Saved data entries –
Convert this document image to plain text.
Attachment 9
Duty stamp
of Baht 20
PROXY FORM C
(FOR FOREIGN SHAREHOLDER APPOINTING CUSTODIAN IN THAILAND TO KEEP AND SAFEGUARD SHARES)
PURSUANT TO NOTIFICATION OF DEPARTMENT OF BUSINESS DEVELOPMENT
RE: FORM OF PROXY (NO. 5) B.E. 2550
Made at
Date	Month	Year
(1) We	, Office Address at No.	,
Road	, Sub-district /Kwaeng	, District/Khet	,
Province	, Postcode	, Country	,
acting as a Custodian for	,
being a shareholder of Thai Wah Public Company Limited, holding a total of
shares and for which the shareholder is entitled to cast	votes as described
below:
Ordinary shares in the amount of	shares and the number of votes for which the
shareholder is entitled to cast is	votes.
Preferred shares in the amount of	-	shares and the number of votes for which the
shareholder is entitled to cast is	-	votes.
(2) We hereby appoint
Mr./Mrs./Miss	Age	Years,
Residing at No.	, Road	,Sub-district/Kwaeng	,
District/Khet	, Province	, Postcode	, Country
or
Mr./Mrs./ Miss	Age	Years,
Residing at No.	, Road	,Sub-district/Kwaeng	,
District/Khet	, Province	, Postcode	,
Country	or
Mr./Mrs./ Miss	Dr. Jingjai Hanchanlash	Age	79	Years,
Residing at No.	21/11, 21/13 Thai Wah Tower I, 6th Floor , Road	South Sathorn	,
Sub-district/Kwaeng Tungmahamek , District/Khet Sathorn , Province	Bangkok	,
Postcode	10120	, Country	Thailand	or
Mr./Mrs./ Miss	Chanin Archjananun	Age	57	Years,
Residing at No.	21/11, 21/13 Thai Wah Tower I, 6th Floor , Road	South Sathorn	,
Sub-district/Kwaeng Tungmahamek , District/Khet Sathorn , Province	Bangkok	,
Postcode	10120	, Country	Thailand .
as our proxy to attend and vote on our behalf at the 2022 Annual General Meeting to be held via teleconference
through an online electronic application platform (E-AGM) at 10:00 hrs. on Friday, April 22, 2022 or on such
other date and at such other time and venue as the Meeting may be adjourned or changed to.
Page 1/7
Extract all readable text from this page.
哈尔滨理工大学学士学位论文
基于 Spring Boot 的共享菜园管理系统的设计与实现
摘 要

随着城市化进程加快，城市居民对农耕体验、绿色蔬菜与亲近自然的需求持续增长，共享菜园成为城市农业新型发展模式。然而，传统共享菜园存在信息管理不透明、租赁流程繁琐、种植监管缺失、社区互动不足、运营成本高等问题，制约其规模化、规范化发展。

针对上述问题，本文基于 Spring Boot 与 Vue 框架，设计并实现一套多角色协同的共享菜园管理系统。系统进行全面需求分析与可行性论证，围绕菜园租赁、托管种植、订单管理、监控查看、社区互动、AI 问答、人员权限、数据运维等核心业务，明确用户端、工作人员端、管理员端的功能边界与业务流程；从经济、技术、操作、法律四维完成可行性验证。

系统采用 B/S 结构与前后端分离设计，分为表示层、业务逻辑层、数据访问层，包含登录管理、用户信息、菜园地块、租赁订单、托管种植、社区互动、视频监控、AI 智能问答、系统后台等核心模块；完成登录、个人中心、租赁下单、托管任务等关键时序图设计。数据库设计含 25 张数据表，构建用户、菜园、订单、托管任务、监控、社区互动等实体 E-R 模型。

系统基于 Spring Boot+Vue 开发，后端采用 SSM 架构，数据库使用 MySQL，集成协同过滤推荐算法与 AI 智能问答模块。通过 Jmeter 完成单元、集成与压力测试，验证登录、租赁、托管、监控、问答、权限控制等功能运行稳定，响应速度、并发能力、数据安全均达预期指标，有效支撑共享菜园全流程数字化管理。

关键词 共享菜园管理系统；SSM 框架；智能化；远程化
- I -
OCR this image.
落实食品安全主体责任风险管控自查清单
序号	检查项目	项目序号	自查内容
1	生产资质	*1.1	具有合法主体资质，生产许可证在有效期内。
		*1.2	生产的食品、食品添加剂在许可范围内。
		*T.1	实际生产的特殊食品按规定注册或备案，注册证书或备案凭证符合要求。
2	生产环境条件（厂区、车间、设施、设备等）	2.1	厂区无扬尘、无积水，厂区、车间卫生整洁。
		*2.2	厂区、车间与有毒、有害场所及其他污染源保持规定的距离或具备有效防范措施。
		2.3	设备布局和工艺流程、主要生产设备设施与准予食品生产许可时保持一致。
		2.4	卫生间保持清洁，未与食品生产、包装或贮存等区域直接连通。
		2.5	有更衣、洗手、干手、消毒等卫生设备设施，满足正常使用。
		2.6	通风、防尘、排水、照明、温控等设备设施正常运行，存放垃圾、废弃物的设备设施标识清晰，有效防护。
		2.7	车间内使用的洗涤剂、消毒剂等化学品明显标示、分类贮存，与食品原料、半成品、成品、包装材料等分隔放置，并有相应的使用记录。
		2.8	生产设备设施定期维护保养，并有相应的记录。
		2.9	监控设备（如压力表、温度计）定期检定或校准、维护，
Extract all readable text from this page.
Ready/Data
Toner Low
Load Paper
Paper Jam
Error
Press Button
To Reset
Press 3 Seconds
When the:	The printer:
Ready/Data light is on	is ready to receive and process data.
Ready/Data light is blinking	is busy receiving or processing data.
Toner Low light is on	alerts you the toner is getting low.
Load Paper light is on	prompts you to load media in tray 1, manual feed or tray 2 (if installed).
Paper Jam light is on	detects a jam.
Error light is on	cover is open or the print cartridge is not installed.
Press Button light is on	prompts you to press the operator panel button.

Task details –
Your task is to return, exactly and on their own, the lines from the one containing "OCR this image." through the last line of the listing.

Solution for this task –
OCR this image.
落实食品安全主体责任风险管控自查清单
序号	检查项目	项目序号	自查内容
1	生产资质	*1.1	具有合法主体资质，生产许可证在有效期内。
		*1.2	生产的食品、食品添加剂在许可范围内。
		*T.1	实际生产的特殊食品按规定注册或备案，注册证书或备案凭证符合要求。
2	生产环境条件（厂区、车间、设施、设备等）	2.1	厂区无扬尘、无积水，厂区、车间卫生整洁。
		*2.2	厂区、车间与有毒、有害场所及其他污染源保持规定的距离或具备有效防范措施。
		2.3	设备布局和工艺流程、主要生产设备设施与准予食品生产许可时保持一致。
		2.4	卫生间保持清洁，未与食品生产、包装或贮存等区域直接连通。
		2.5	有更衣、洗手、干手、消毒等卫生设备设施，满足正常使用。
		2.6	通风、防尘、排水、照明、温控等设备设施正常运行，存放垃圾、废弃物的设备设施标识清晰，有效防护。
		2.7	车间内使用的洗涤剂、消毒剂等化学品明显标示、分类贮存，与食品原料、半成品、成品、包装材料等分隔放置，并有相应的使用记录。
		2.8	生产设备设施定期维护保养，并有相应的记录。
		2.9	监控设备（如压力表、温度计）定期检定或校准、维护，
Extract all readable text from this page.
Ready/Data
Toner Low
Load Paper
Paper Jam
Error
Press Button
To Reset
Press 3 Seconds
When the:	The printer:
Ready/Data light is on	is ready to receive and process data.
Ready/Data light is blinking	is busy receiving or processing data.
Toner Low light is on	alerts you the toner is getting low.
Load Paper light is on	prompts you to load media in tray 1, manual feed or tray 2 (if installed).
Paper Jam light is on	detects a jam.
Error light is on	cover is open or the print cartridge is not installed.
Press Button light is on	prompts you to press the operator panel button.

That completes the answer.